### Collected data entries:
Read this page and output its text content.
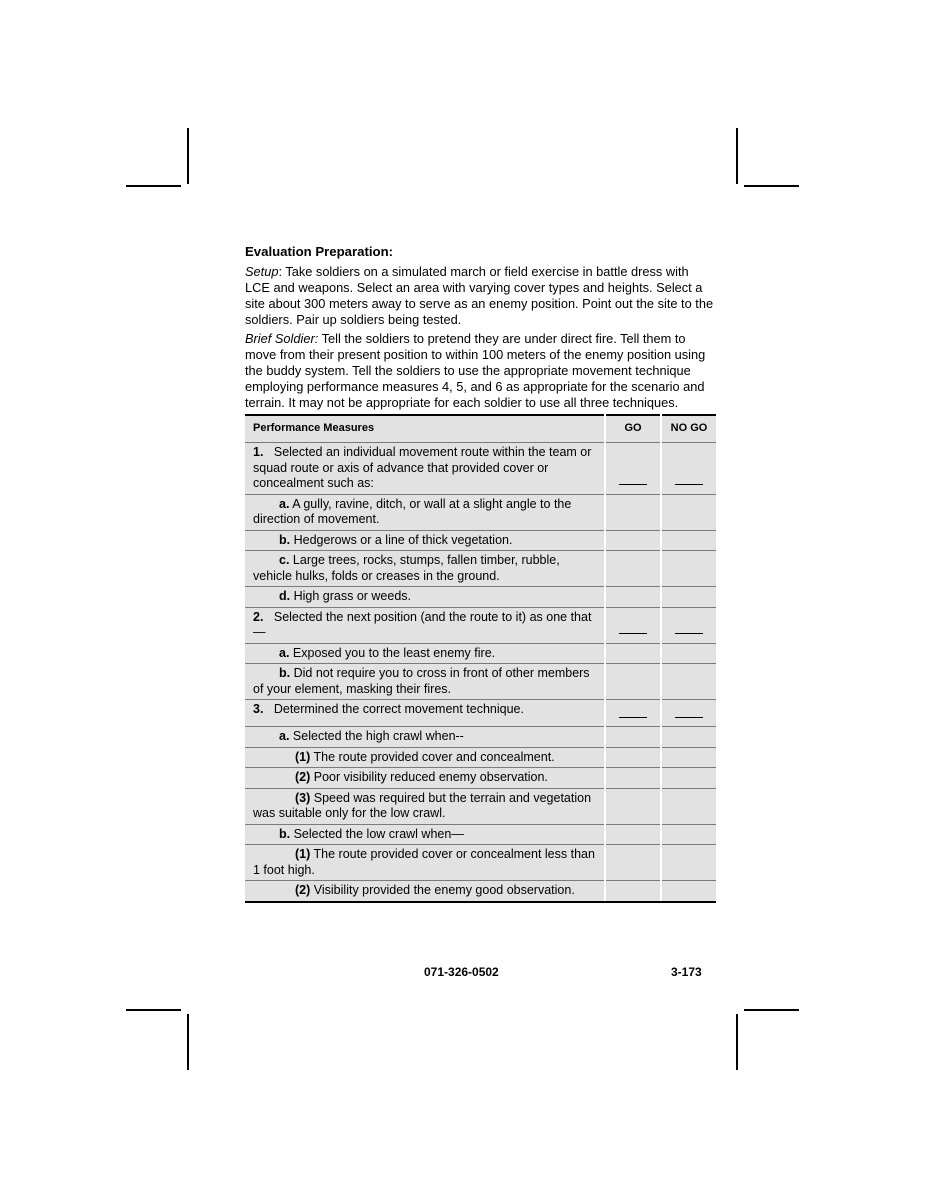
Evaluation Preparation:

Setup: Take soldiers on a simulated march or field exercise in battle dress with LCE and weapons. Select an area with varying cover types and heights. Select a site about 300 meters away to serve as an enemy position. Point out the site to the soldiers. Pair up soldiers being tested.

Brief Soldier: Tell the soldiers to pretend they are under direct fire. Tell them to move from their present position to within 100 meters of the enemy position using the buddy system. Tell the soldiers to use the appropriate movement technique employing performance measures 4, 5, and 6 as appropriate for the scenario and terrain. It may not be appropriate for each soldier to use all three techniques.

Performance Measures	GO	NO GO
1. Selected an individual movement route within the team or squad route or axis of advance that provided cover or concealment such as:		
a. A gully, ravine, ditch, or wall at a slight angle to the direction of movement.		
b. Hedgerows or a line of thick vegetation.		
c. Large trees, rocks, stumps, fallen timber, rubble, vehicle hulks, folds or creases in the ground.		
d. High grass or weeds.		
2. Selected the next position (and the route to it) as one that—		
a. Exposed you to the least enemy fire.		
b. Did not require you to cross in front of other members of your element, masking their fires.		
3. Determined the correct movement technique.		
a. Selected the high crawl when--		
(1) The route provided cover and concealment.		
(2) Poor visibility reduced enemy observation.		
(3) Speed was required but the terrain and vegetation was suitable only for the low crawl.		
b. Selected the low crawl when—		
(1) The route provided cover or concealment less than 1 foot high.		
(2) Visibility provided the enemy good observation.		
071-326-0502	3-173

### TASK OBJECTIVE:
Search the data for the string "Selected". List each line that has it.

### FULL ANSWER:
1. Selected an individual movement route within the team or squad route or axis of advance that provided cover or concealment such as:		
2. Selected the next position (and the route to it) as one that—		
a. Selected the high crawl when--		
b. Selected the low crawl when—		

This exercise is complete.